▸ Material

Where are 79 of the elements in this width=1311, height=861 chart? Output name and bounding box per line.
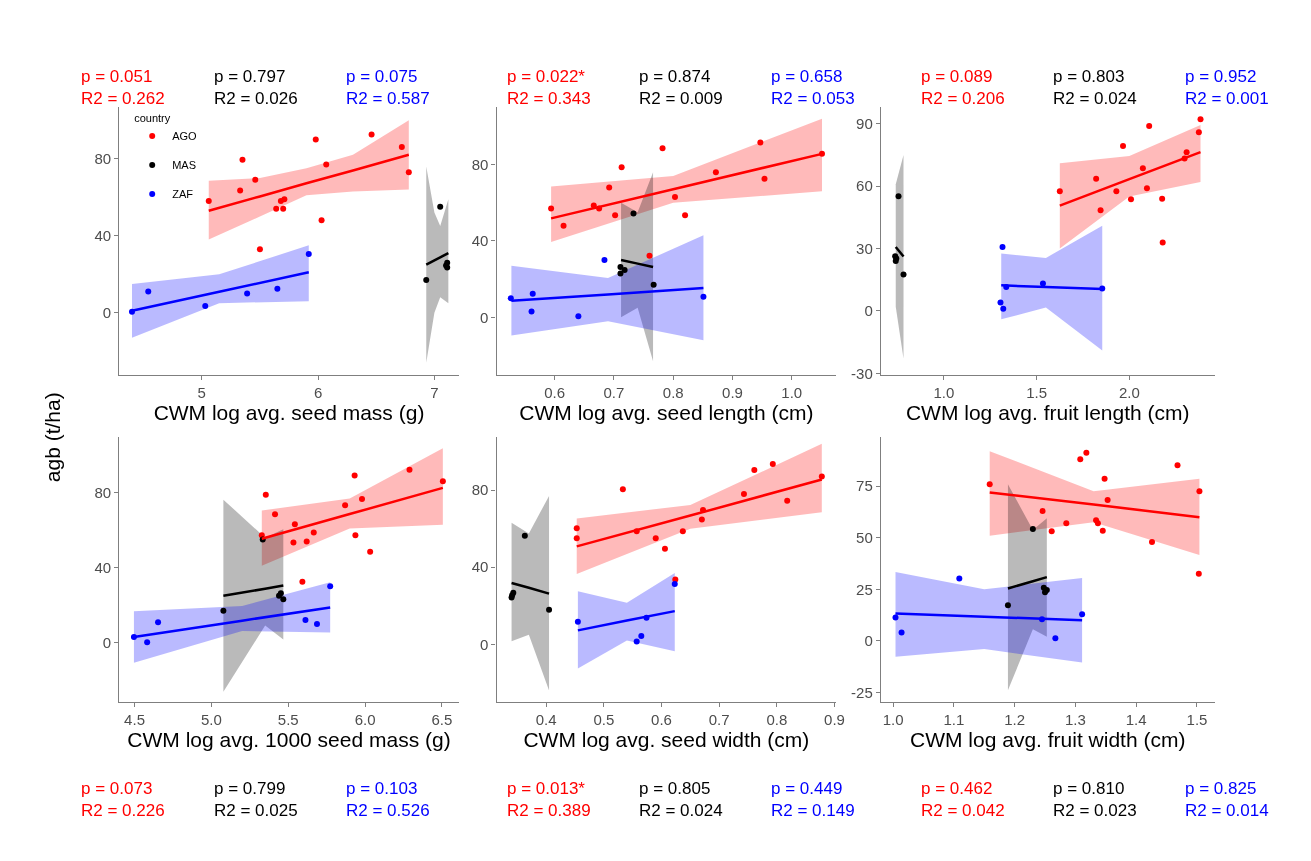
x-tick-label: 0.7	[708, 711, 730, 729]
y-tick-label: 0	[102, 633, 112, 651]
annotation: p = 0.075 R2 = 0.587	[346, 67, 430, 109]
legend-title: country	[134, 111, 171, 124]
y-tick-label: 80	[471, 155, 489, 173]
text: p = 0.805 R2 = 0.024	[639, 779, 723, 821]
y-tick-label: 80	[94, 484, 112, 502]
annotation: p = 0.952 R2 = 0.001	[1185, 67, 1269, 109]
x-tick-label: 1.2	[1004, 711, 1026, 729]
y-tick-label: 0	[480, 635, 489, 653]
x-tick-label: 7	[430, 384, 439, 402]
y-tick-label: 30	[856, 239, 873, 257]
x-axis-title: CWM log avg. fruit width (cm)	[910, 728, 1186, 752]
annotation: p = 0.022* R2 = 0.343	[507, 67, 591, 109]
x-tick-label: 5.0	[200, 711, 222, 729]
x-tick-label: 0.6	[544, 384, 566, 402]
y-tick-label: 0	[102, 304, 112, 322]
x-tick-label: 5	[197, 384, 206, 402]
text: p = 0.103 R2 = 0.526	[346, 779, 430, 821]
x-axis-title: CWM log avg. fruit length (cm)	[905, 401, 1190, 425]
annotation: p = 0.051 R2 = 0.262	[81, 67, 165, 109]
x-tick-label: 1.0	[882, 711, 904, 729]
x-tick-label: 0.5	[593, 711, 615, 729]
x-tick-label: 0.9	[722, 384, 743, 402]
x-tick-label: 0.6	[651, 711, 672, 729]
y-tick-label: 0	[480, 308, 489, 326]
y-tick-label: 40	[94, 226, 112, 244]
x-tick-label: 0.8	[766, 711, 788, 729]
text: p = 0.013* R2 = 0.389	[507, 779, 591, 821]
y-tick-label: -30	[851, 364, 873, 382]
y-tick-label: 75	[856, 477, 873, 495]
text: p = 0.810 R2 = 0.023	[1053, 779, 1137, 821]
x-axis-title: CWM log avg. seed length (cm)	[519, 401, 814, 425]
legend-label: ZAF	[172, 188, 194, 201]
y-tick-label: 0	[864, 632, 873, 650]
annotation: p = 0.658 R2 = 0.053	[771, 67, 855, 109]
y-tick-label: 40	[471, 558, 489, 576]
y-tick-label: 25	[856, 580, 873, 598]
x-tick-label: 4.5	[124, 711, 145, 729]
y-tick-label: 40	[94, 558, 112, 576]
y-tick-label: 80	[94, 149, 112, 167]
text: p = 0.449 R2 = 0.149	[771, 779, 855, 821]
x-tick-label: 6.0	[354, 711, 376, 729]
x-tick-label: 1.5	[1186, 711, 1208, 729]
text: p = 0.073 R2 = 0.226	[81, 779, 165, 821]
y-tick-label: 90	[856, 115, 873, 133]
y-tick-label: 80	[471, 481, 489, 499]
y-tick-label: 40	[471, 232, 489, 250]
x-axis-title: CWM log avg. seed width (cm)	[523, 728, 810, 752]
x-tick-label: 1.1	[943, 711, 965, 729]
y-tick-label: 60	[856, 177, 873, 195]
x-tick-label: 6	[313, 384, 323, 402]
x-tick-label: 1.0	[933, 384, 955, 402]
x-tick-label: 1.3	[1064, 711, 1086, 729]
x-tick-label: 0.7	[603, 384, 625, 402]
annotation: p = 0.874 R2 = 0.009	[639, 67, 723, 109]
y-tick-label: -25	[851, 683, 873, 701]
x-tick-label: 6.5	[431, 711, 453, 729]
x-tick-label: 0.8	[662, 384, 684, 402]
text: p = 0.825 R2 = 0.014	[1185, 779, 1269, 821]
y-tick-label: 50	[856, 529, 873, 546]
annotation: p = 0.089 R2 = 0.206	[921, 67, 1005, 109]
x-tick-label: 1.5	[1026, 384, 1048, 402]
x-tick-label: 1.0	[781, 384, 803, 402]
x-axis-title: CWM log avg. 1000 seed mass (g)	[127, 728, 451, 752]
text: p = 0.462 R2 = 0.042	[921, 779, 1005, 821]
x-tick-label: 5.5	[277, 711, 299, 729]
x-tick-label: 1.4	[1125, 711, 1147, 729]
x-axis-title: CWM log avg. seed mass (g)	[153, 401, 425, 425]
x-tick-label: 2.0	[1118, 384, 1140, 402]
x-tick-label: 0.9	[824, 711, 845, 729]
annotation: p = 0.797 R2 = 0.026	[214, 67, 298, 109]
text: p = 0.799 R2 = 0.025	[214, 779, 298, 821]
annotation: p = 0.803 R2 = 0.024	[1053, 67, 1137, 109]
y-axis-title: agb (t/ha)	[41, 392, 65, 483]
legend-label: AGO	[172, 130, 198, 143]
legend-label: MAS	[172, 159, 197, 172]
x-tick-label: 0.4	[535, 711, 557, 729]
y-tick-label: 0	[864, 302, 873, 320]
* * *
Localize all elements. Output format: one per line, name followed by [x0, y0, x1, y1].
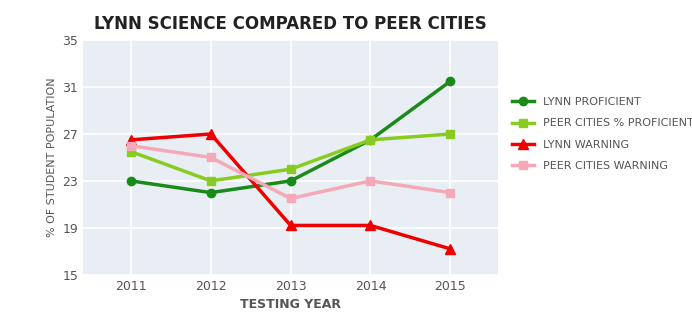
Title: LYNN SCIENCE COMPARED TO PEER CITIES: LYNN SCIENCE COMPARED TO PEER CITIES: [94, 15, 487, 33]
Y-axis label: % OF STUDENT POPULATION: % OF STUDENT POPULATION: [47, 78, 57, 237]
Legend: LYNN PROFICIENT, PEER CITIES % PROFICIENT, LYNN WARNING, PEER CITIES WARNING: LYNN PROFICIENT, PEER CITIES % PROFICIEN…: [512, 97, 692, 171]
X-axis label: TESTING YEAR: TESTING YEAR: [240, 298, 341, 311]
...
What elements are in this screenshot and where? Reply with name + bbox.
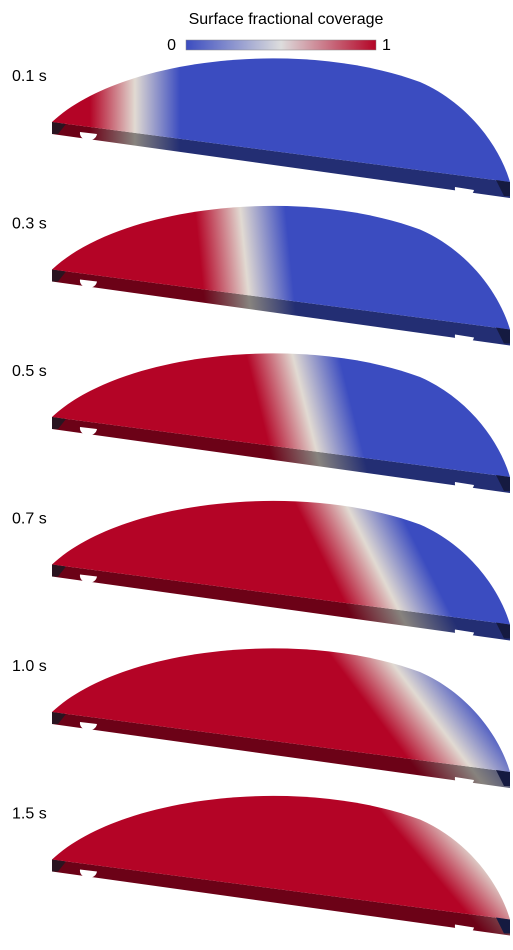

▸ Brief
Starting with the line containing "Localize all elements." and going on through the line containing "X-axis label: TESTING", write those records again with "Localize" replaced by "Locate" and everything else unchanged, leaving the pictures out of your answer.

▸ Output of the exercise
Locate all elements. Output format: one per line, name followed by [x0, y0, x1, y1].
Title: LYNN SCIENCE COMPARED TO PEER CITIES: LYNN SCIENCE COMPARED TO PEER CITIES: [94, 15, 487, 33]
Y-axis label: % OF STUDENT POPULATION: % OF STUDENT POPULATION: [47, 78, 57, 237]
Legend: LYNN PROFICIENT, PEER CITIES % PROFICIENT, LYNN WARNING, PEER CITIES WARNING: LYNN PROFICIENT, PEER CITIES % PROFICIEN…: [512, 97, 692, 171]
X-axis label: TESTING YEAR: TESTING YEAR: [240, 298, 341, 311]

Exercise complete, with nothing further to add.